* **TASK DETAILS**:
Work through the data line by line, gathering every line that has the word "number".

begin EXERCISE MATERIALS

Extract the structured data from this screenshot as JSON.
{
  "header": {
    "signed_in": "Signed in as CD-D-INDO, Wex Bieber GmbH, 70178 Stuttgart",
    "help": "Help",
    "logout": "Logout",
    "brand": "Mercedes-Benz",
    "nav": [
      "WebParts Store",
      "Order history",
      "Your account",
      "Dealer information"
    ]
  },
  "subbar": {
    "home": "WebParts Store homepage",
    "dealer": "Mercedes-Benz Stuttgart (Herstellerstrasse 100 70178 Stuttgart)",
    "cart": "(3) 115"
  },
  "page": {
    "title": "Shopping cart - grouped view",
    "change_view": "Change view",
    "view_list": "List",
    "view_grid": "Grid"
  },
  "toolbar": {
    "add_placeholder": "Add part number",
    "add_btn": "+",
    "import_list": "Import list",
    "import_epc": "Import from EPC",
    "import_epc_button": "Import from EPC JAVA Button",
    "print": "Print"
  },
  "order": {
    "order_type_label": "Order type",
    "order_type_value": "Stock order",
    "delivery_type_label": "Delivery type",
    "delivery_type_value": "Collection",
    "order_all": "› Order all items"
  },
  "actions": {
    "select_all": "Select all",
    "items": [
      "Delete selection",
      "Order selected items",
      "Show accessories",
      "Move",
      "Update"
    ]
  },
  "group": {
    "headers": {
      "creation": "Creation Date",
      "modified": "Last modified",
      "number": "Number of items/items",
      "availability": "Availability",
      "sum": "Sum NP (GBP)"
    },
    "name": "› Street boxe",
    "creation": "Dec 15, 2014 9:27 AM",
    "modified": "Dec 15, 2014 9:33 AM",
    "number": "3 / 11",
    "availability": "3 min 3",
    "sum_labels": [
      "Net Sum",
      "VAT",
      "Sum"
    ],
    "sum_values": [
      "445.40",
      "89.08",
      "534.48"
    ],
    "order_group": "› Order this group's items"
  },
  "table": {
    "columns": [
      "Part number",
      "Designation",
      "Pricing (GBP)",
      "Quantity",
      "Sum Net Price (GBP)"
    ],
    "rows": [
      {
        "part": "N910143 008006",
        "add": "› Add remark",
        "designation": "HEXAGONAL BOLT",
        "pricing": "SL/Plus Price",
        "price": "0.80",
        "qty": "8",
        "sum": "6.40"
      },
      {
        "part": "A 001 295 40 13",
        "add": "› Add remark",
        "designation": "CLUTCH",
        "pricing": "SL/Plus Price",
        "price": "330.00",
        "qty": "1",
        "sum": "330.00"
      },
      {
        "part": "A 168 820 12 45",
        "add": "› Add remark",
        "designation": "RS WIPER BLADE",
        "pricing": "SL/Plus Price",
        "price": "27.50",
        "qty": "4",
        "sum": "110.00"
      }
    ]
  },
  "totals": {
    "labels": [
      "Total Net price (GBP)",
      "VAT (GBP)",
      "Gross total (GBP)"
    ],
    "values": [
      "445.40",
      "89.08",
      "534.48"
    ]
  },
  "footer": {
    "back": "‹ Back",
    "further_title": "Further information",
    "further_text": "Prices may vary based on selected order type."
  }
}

end EXERCISE MATERIALS
begin EXERCISE MATERIALS

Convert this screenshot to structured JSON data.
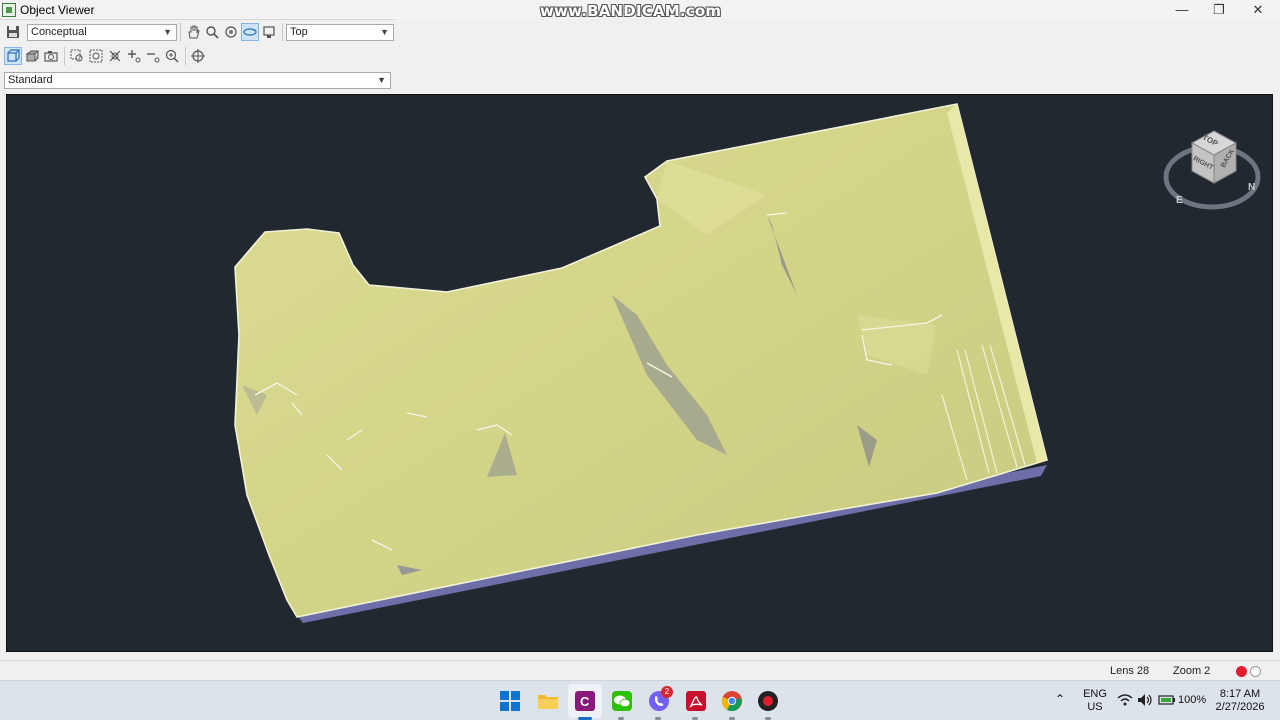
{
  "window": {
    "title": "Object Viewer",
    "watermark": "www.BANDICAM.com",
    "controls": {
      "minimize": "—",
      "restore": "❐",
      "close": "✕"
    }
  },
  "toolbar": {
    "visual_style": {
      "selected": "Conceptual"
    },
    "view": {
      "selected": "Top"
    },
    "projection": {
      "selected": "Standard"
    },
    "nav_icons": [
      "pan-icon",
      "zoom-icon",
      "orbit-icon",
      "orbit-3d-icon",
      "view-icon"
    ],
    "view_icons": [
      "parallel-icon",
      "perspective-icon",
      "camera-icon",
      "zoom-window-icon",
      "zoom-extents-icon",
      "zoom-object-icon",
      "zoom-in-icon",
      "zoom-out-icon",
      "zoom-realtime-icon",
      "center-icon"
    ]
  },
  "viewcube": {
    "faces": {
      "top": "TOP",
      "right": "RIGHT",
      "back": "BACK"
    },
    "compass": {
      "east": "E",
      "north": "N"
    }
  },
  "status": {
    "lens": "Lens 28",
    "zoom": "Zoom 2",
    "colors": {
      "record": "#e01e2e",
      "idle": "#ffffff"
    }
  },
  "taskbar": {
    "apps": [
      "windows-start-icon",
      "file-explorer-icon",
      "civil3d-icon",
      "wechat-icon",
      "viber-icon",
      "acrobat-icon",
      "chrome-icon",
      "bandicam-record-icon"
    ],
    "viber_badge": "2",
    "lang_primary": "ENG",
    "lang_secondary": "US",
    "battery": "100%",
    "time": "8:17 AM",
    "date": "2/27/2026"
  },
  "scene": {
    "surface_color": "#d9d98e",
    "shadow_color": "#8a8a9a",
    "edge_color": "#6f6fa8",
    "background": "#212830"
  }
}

end EXERCISE MATERIALS

* **CORRECT RESPONSE**:
    "add_placeholder": "Add part number",
      "number": "Number of items/items",
    "number": "3 / 11",
      "Part number",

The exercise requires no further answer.